WHAT IS ASKED. Without including any pictures, copy each entry below exactly.

SUPPLIED RECORDS.
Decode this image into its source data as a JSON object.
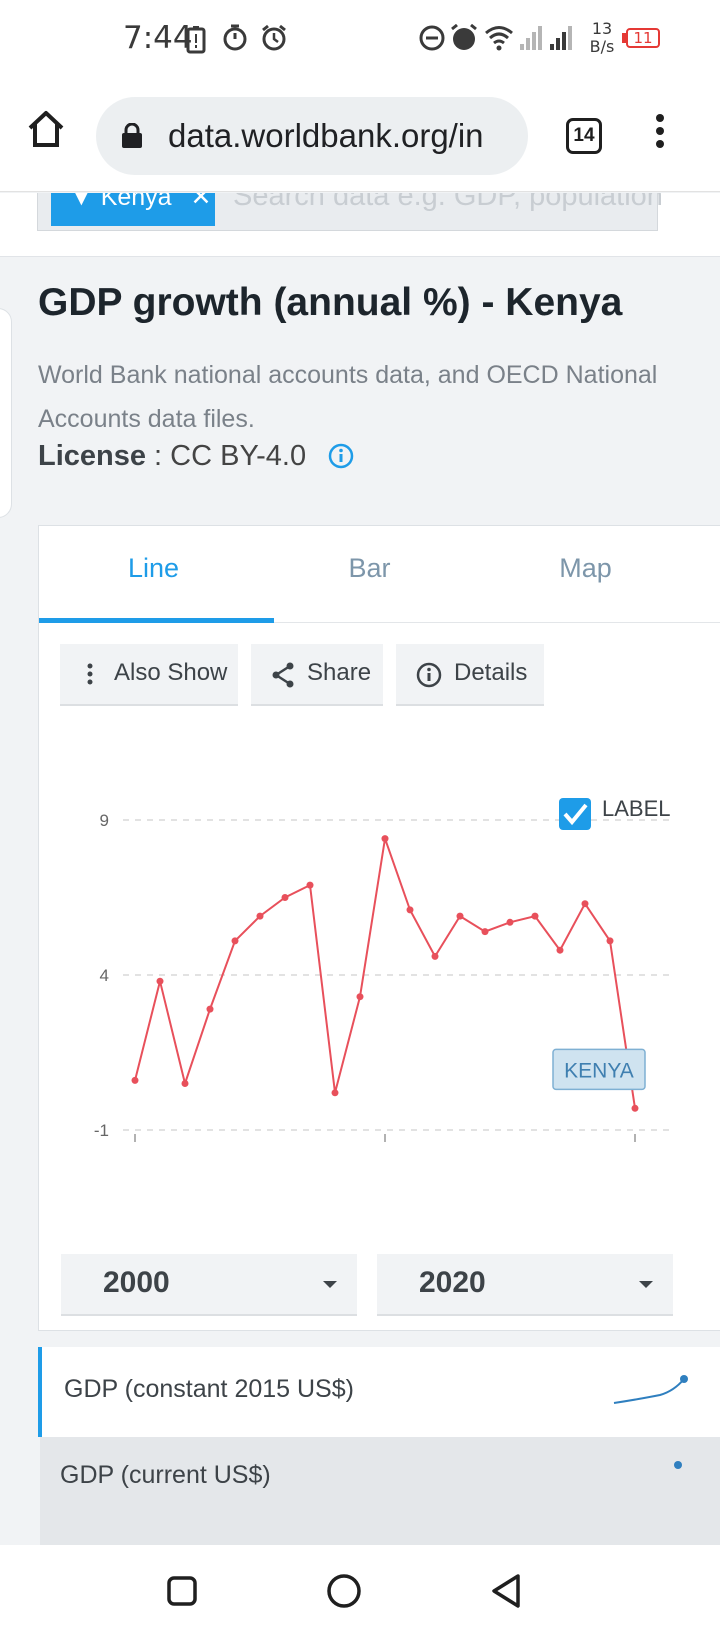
{
  "status_bar": {
    "time": "7:44",
    "net_speed_value": "13",
    "net_speed_unit": "B/s",
    "battery": "11"
  },
  "browser": {
    "url": "data.worldbank.org/in",
    "tab_count": "14"
  },
  "search": {
    "chip_label": "Kenya",
    "placeholder": "Search data e.g. GDP, population"
  },
  "indicator": {
    "title": "GDP growth (annual %) - Kenya",
    "source": "World Bank national accounts data, and OECD National Accounts data files.",
    "license_label": "License",
    "license_value": " : CC BY-4.0"
  },
  "view_tabs": {
    "line": "Line",
    "bar": "Bar",
    "map": "Map"
  },
  "actions": {
    "also_show": "Also Show",
    "share": "Share",
    "details": "Details"
  },
  "chart_label_toggle": "LABEL",
  "chart_data": {
    "type": "line",
    "series": [
      {
        "name": "KENYA",
        "color": "#e8505b",
        "x": [
          2000,
          2001,
          2002,
          2003,
          2004,
          2005,
          2006,
          2007,
          2008,
          2009,
          2010,
          2011,
          2012,
          2013,
          2014,
          2015,
          2016,
          2017,
          2018,
          2019,
          2020
        ],
        "y": [
          0.6,
          3.8,
          0.5,
          2.9,
          5.1,
          5.9,
          6.5,
          6.9,
          0.2,
          3.3,
          8.4,
          6.1,
          4.6,
          5.9,
          5.4,
          5.7,
          5.9,
          4.8,
          6.3,
          5.1,
          -0.3
        ]
      }
    ],
    "y_ticks": [
      "9",
      "4",
      "-1"
    ],
    "ylim": [
      -1,
      9
    ],
    "xlim": [
      2000,
      2020
    ],
    "x_tick_values": [
      2000,
      2010,
      2020
    ],
    "grid": true,
    "label_checked": true
  },
  "year_range": {
    "start": "2000",
    "end": "2020"
  },
  "related": [
    {
      "label": "GDP (constant 2015 US$)"
    },
    {
      "label": "GDP (current US$)"
    }
  ],
  "colors": {
    "accent": "#1e9ce8",
    "series": "#e8505b"
  }
}
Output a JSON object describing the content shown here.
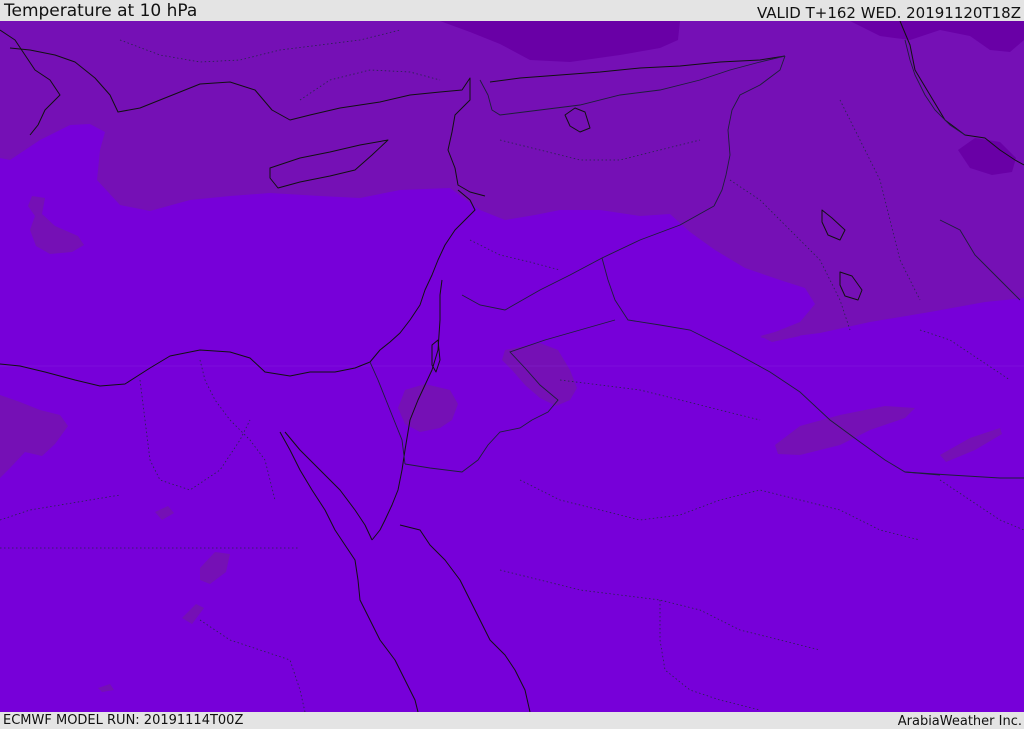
{
  "header": {
    "title": "Temperature at 10 hPa",
    "valid_time": "VALID T+162 WED. 20191120T18Z"
  },
  "footer": {
    "model_run": "ECMWF MODEL RUN: 20191114T00Z",
    "credit": "ArabiaWeather Inc."
  },
  "map": {
    "field": "temperature",
    "level": "10 hPa",
    "region": "Eastern Mediterranean / Middle East",
    "colors": {
      "base_fill": "#7700d9",
      "cooler_band": "#7510b5",
      "coldest_core": "#6900a6",
      "coast_lines": "#111111",
      "border_lines": "#1e1e3a"
    }
  }
}
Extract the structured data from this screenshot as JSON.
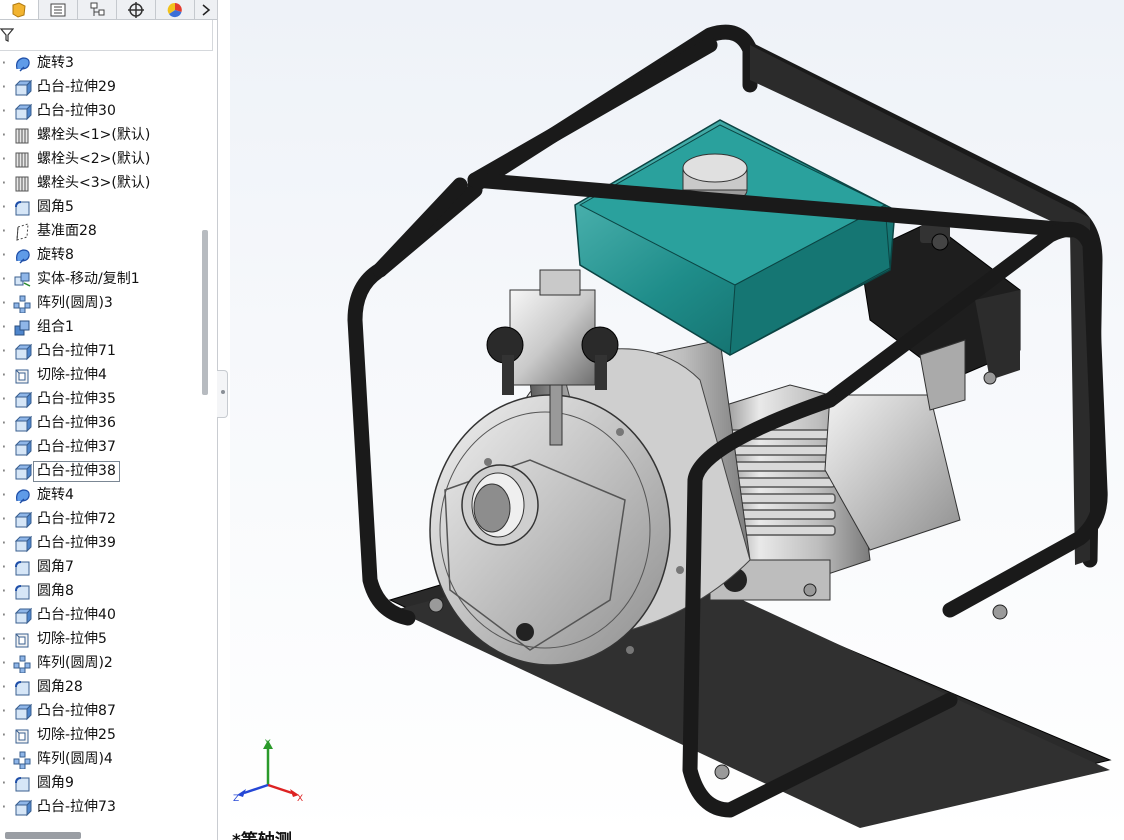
{
  "feature_tree": {
    "items": [
      {
        "label": "旋转3",
        "icon": "revolve-icon"
      },
      {
        "label": "凸台-拉伸29",
        "icon": "boss-extrude-icon"
      },
      {
        "label": "凸台-拉伸30",
        "icon": "boss-extrude-icon"
      },
      {
        "label": "螺栓头<1>(默认)",
        "icon": "bolt-head-icon"
      },
      {
        "label": "螺栓头<2>(默认)",
        "icon": "bolt-head-icon"
      },
      {
        "label": "螺栓头<3>(默认)",
        "icon": "bolt-head-icon"
      },
      {
        "label": "圆角5",
        "icon": "fillet-icon"
      },
      {
        "label": "基准面28",
        "icon": "plane-icon"
      },
      {
        "label": "旋转8",
        "icon": "revolve-icon"
      },
      {
        "label": "实体-移动/复制1",
        "icon": "move-copy-icon"
      },
      {
        "label": "阵列(圆周)3",
        "icon": "circular-pattern-icon"
      },
      {
        "label": "组合1",
        "icon": "combine-icon"
      },
      {
        "label": "凸台-拉伸71",
        "icon": "boss-extrude-icon"
      },
      {
        "label": "切除-拉伸4",
        "icon": "cut-extrude-icon"
      },
      {
        "label": "凸台-拉伸35",
        "icon": "boss-extrude-icon"
      },
      {
        "label": "凸台-拉伸36",
        "icon": "boss-extrude-icon"
      },
      {
        "label": "凸台-拉伸37",
        "icon": "boss-extrude-icon"
      },
      {
        "label": "凸台-拉伸38",
        "icon": "boss-extrude-icon",
        "selected": true
      },
      {
        "label": "旋转4",
        "icon": "revolve-icon"
      },
      {
        "label": "凸台-拉伸72",
        "icon": "boss-extrude-icon"
      },
      {
        "label": "凸台-拉伸39",
        "icon": "boss-extrude-icon"
      },
      {
        "label": "圆角7",
        "icon": "fillet-icon"
      },
      {
        "label": "圆角8",
        "icon": "fillet-icon"
      },
      {
        "label": "凸台-拉伸40",
        "icon": "boss-extrude-icon"
      },
      {
        "label": "切除-拉伸5",
        "icon": "cut-extrude-icon"
      },
      {
        "label": "阵列(圆周)2",
        "icon": "circular-pattern-icon"
      },
      {
        "label": "圆角28",
        "icon": "fillet-icon"
      },
      {
        "label": "凸台-拉伸87",
        "icon": "boss-extrude-icon"
      },
      {
        "label": "切除-拉伸25",
        "icon": "cut-extrude-icon"
      },
      {
        "label": "阵列(圆周)4",
        "icon": "circular-pattern-icon"
      },
      {
        "label": "圆角9",
        "icon": "fillet-icon"
      },
      {
        "label": "凸台-拉伸73",
        "icon": "boss-extrude-icon"
      }
    ]
  },
  "tabs": [
    {
      "icon": "feature-manager-icon"
    },
    {
      "icon": "property-manager-icon"
    },
    {
      "icon": "configuration-manager-icon"
    },
    {
      "icon": "dimxpert-icon"
    },
    {
      "icon": "display-manager-icon"
    },
    {
      "icon": "chevron-right-icon"
    }
  ],
  "filter": {
    "icon": "filter-icon"
  },
  "viewport": {
    "view_name": "*等轴测",
    "triad": {
      "x": "X",
      "y": "Y",
      "z": "Z"
    }
  },
  "colors": {
    "tank": "#1f8d8a",
    "frame": "#1c1c1c",
    "selection_outline": "#7b8794"
  }
}
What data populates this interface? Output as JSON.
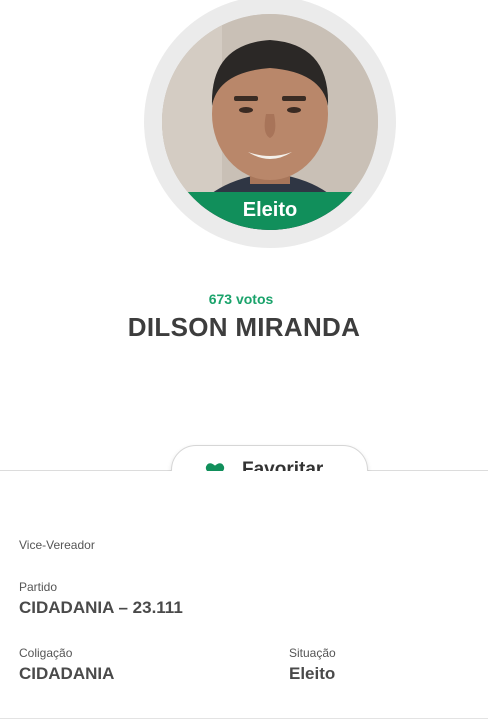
{
  "candidate": {
    "status": "Eleito",
    "votes": "673 votos",
    "name": "DILSON MIRANDA"
  },
  "actions": {
    "favorite_label": "Favoritar",
    "favorite_icon": "heart-icon",
    "favorite_color": "#118f5b"
  },
  "details": {
    "role": "Vice-Vereador",
    "party_label": "Partido",
    "party_value": "CIDADANIA – 23.111",
    "coalition_label": "Coligação",
    "coalition_value": "CIDADANIA",
    "situation_label": "Situação",
    "situation_value": "Eleito"
  },
  "colors": {
    "accent_green": "#118f5b",
    "votes_green": "#1aa36b"
  }
}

FULL OUTPUT.
Decode this image into its source data as a JSON object.
{
  "status_bar": {
    "time": "7:44",
    "net_speed_value": "13",
    "net_speed_unit": "B/s",
    "battery": "11"
  },
  "browser": {
    "url": "data.worldbank.org/in",
    "tab_count": "14"
  },
  "search": {
    "chip_label": "Kenya",
    "placeholder": "Search data e.g. GDP, population"
  },
  "indicator": {
    "title": "GDP growth (annual %) - Kenya",
    "source": "World Bank national accounts data, and OECD National Accounts data files.",
    "license_label": "License",
    "license_value": " : CC BY-4.0"
  },
  "view_tabs": {
    "line": "Line",
    "bar": "Bar",
    "map": "Map"
  },
  "actions": {
    "also_show": "Also Show",
    "share": "Share",
    "details": "Details"
  },
  "chart_label_toggle": "LABEL",
  "chart_data": {
    "type": "line",
    "series": [
      {
        "name": "KENYA",
        "color": "#e8505b",
        "x": [
          2000,
          2001,
          2002,
          2003,
          2004,
          2005,
          2006,
          2007,
          2008,
          2009,
          2010,
          2011,
          2012,
          2013,
          2014,
          2015,
          2016,
          2017,
          2018,
          2019,
          2020
        ],
        "y": [
          0.6,
          3.8,
          0.5,
          2.9,
          5.1,
          5.9,
          6.5,
          6.9,
          0.2,
          3.3,
          8.4,
          6.1,
          4.6,
          5.9,
          5.4,
          5.7,
          5.9,
          4.8,
          6.3,
          5.1,
          -0.3
        ]
      }
    ],
    "y_ticks": [
      "9",
      "4",
      "-1"
    ],
    "ylim": [
      -1,
      9
    ],
    "xlim": [
      2000,
      2020
    ],
    "x_tick_values": [
      2000,
      2010,
      2020
    ],
    "grid": true,
    "label_checked": true
  },
  "year_range": {
    "start": "2000",
    "end": "2020"
  },
  "related": [
    {
      "label": "GDP (constant 2015 US$)"
    },
    {
      "label": "GDP (current US$)"
    }
  ],
  "colors": {
    "accent": "#1e9ce8",
    "series": "#e8505b"
  }
}
Output a JSON object describing the content shown here.
{
  "header": {
    "title": "Temperature at 10 hPa",
    "valid_time": "VALID T+162 WED. 20191120T18Z"
  },
  "footer": {
    "model_run": "ECMWF MODEL RUN: 20191114T00Z",
    "credit": "ArabiaWeather Inc."
  },
  "map": {
    "field": "temperature",
    "level": "10 hPa",
    "region": "Eastern Mediterranean / Middle East",
    "colors": {
      "base_fill": "#7700d9",
      "cooler_band": "#7510b5",
      "coldest_core": "#6900a6",
      "coast_lines": "#111111",
      "border_lines": "#1e1e3a"
    }
  }
}
Extract the structured data from this screenshot as JSON.
{
  "feature_tree": {
    "items": [
      {
        "label": "旋转3",
        "icon": "revolve-icon"
      },
      {
        "label": "凸台-拉伸29",
        "icon": "boss-extrude-icon"
      },
      {
        "label": "凸台-拉伸30",
        "icon": "boss-extrude-icon"
      },
      {
        "label": "螺栓头<1>(默认)",
        "icon": "bolt-head-icon"
      },
      {
        "label": "螺栓头<2>(默认)",
        "icon": "bolt-head-icon"
      },
      {
        "label": "螺栓头<3>(默认)",
        "icon": "bolt-head-icon"
      },
      {
        "label": "圆角5",
        "icon": "fillet-icon"
      },
      {
        "label": "基准面28",
        "icon": "plane-icon"
      },
      {
        "label": "旋转8",
        "icon": "revolve-icon"
      },
      {
        "label": "实体-移动/复制1",
        "icon": "move-copy-icon"
      },
      {
        "label": "阵列(圆周)3",
        "icon": "circular-pattern-icon"
      },
      {
        "label": "组合1",
        "icon": "combine-icon"
      },
      {
        "label": "凸台-拉伸71",
        "icon": "boss-extrude-icon"
      },
      {
        "label": "切除-拉伸4",
        "icon": "cut-extrude-icon"
      },
      {
        "label": "凸台-拉伸35",
        "icon": "boss-extrude-icon"
      },
      {
        "label": "凸台-拉伸36",
        "icon": "boss-extrude-icon"
      },
      {
        "label": "凸台-拉伸37",
        "icon": "boss-extrude-icon"
      },
      {
        "label": "凸台-拉伸38",
        "icon": "boss-extrude-icon",
        "selected": true
      },
      {
        "label": "旋转4",
        "icon": "revolve-icon"
      },
      {
        "label": "凸台-拉伸72",
        "icon": "boss-extrude-icon"
      },
      {
        "label": "凸台-拉伸39",
        "icon": "boss-extrude-icon"
      },
      {
        "label": "圆角7",
        "icon": "fillet-icon"
      },
      {
        "label": "圆角8",
        "icon": "fillet-icon"
      },
      {
        "label": "凸台-拉伸40",
        "icon": "boss-extrude-icon"
      },
      {
        "label": "切除-拉伸5",
        "icon": "cut-extrude-icon"
      },
      {
        "label": "阵列(圆周)2",
        "icon": "circular-pattern-icon"
      },
      {
        "label": "圆角28",
        "icon": "fillet-icon"
      },
      {
        "label": "凸台-拉伸87",
        "icon": "boss-extrude-icon"
      },
      {
        "label": "切除-拉伸25",
        "icon": "cut-extrude-icon"
      },
      {
        "label": "阵列(圆周)4",
        "icon": "circular-pattern-icon"
      },
      {
        "label": "圆角9",
        "icon": "fillet-icon"
      },
      {
        "label": "凸台-拉伸73",
        "icon": "boss-extrude-icon"
      }
    ]
  },
  "tabs": [
    {
      "icon": "feature-manager-icon"
    },
    {
      "icon": "property-manager-icon"
    },
    {
      "icon": "configuration-manager-icon"
    },
    {
      "icon": "dimxpert-icon"
    },
    {
      "icon": "display-manager-icon"
    },
    {
      "icon": "chevron-right-icon"
    }
  ],
  "filter": {
    "icon": "filter-icon"
  },
  "viewport": {
    "view_name": "*等轴测",
    "triad": {
      "x": "X",
      "y": "Y",
      "z": "Z"
    }
  },
  "colors": {
    "tank": "#1f8d8a",
    "frame": "#1c1c1c",
    "selection_outline": "#7b8794"
  }
}
What data populates this interface? Output as JSON.
{
  "candidate": {
    "status": "Eleito",
    "votes": "673 votos",
    "name": "DILSON MIRANDA"
  },
  "actions": {
    "favorite_label": "Favoritar",
    "favorite_icon": "heart-icon",
    "favorite_color": "#118f5b"
  },
  "details": {
    "role": "Vice-Vereador",
    "party_label": "Partido",
    "party_value": "CIDADANIA – 23.111",
    "coalition_label": "Coligação",
    "coalition_value": "CIDADANIA",
    "situation_label": "Situação",
    "situation_value": "Eleito"
  },
  "colors": {
    "accent_green": "#118f5b",
    "votes_green": "#1aa36b"
  }
}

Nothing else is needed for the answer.